# start of Material

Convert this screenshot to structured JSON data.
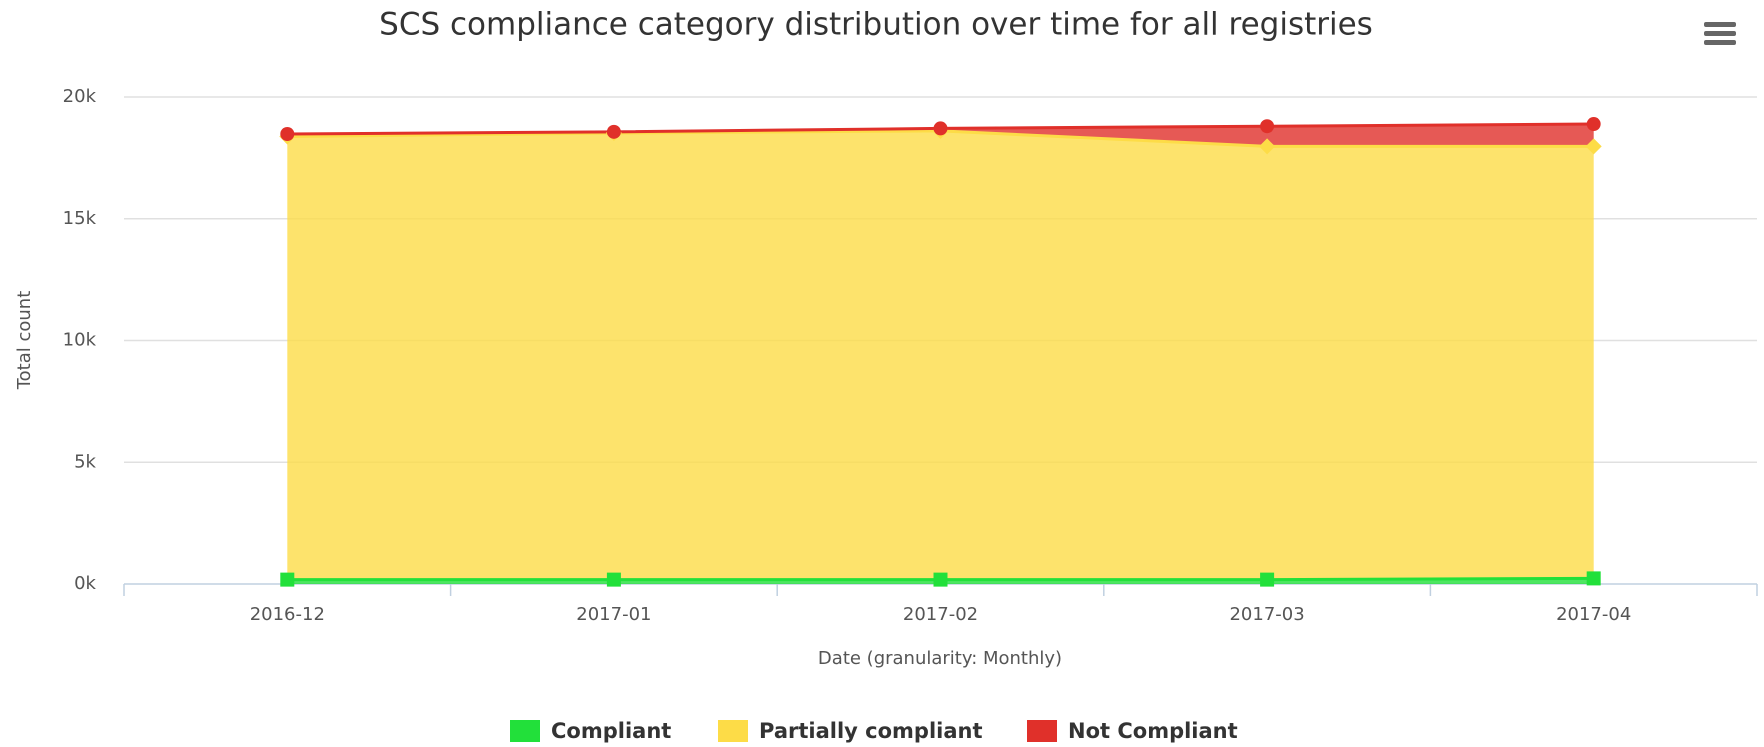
{
  "chart_data": {
    "type": "area",
    "stacked": true,
    "title": "SCS compliance category distribution over time for all registries",
    "x_label": "Date (granularity: Monthly)",
    "y_label": "Total count",
    "categories": [
      "2016-12",
      "2017-01",
      "2017-02",
      "2017-03",
      "2017-04"
    ],
    "series": [
      {
        "name": "Compliant",
        "color": "#22e03a",
        "marker": "square",
        "values": [
          180,
          180,
          180,
          180,
          230
        ]
      },
      {
        "name": "Partially compliant",
        "color": "#fddc47",
        "marker": "diamond",
        "values": [
          18200,
          18340,
          18430,
          17790,
          17740
        ]
      },
      {
        "name": "Not Compliant",
        "color": "#e0302a",
        "marker": "circle",
        "values": [
          100,
          50,
          100,
          830,
          920
        ]
      }
    ],
    "ylim": [
      0,
      20000
    ],
    "yticks": [
      {
        "value": 0,
        "label": "0k"
      },
      {
        "value": 5000,
        "label": "5k"
      },
      {
        "value": 10000,
        "label": "10k"
      },
      {
        "value": 15000,
        "label": "15k"
      },
      {
        "value": 20000,
        "label": "20k"
      }
    ],
    "grid": true,
    "legend": "bottom"
  }
}
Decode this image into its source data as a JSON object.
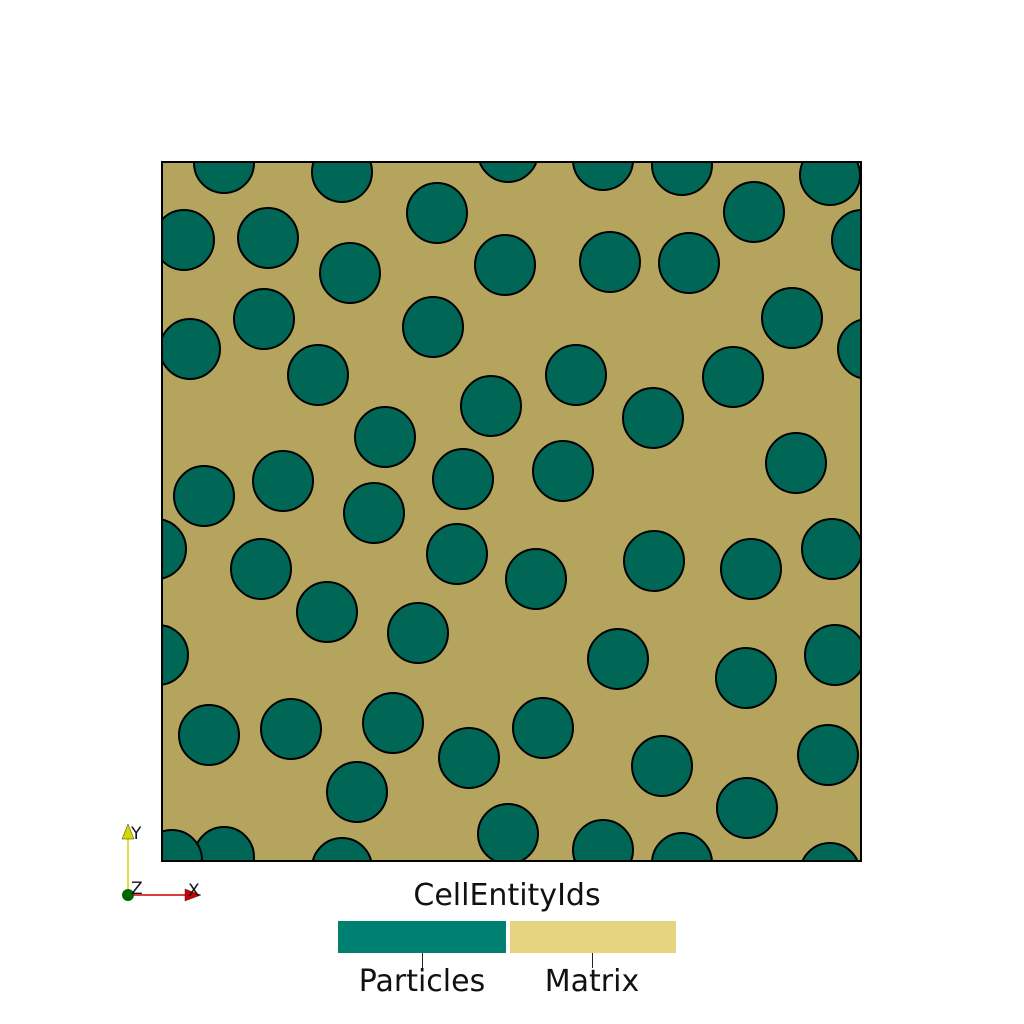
{
  "legend": {
    "title": "CellEntityIds",
    "entries": [
      {
        "label": "Particles",
        "color": "#008070"
      },
      {
        "label": "Matrix",
        "color": "#e6d481"
      }
    ]
  },
  "axes": {
    "x": "X",
    "y": "Y",
    "z": "Z"
  },
  "colors": {
    "matrix_render": "#b5a45e",
    "particle_render": "#006655",
    "outline": "#000000",
    "x_axis": "#cc0000",
    "y_axis": "#d6d600",
    "z_axis": "#006600"
  },
  "particle_count": 61
}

# end of Material

### Stated task
Above are records to transcribe exactly; leave their pictures out.

### Exercise answer
Convert this screenshot to structured JSON data.
{
  "chart_data": {
    "type": "area",
    "stacked": true,
    "title": "SCS compliance category distribution over time for all registries",
    "x_label": "Date (granularity: Monthly)",
    "y_label": "Total count",
    "categories": [
      "2016-12",
      "2017-01",
      "2017-02",
      "2017-03",
      "2017-04"
    ],
    "series": [
      {
        "name": "Compliant",
        "color": "#22e03a",
        "marker": "square",
        "values": [
          180,
          180,
          180,
          180,
          230
        ]
      },
      {
        "name": "Partially compliant",
        "color": "#fddc47",
        "marker": "diamond",
        "values": [
          18200,
          18340,
          18430,
          17790,
          17740
        ]
      },
      {
        "name": "Not Compliant",
        "color": "#e0302a",
        "marker": "circle",
        "values": [
          100,
          50,
          100,
          830,
          920
        ]
      }
    ],
    "ylim": [
      0,
      20000
    ],
    "yticks": [
      {
        "value": 0,
        "label": "0k"
      },
      {
        "value": 5000,
        "label": "5k"
      },
      {
        "value": 10000,
        "label": "10k"
      },
      {
        "value": 15000,
        "label": "15k"
      },
      {
        "value": 20000,
        "label": "20k"
      }
    ],
    "grid": true,
    "legend": "bottom"
  }
}
Decode this image into its source data as a JSON object.
{
  "legend": {
    "title": "CellEntityIds",
    "entries": [
      {
        "label": "Particles",
        "color": "#008070"
      },
      {
        "label": "Matrix",
        "color": "#e6d481"
      }
    ]
  },
  "axes": {
    "x": "X",
    "y": "Y",
    "z": "Z"
  },
  "colors": {
    "matrix_render": "#b5a45e",
    "particle_render": "#006655",
    "outline": "#000000",
    "x_axis": "#cc0000",
    "y_axis": "#d6d600",
    "z_axis": "#006600"
  },
  "particle_count": 61
}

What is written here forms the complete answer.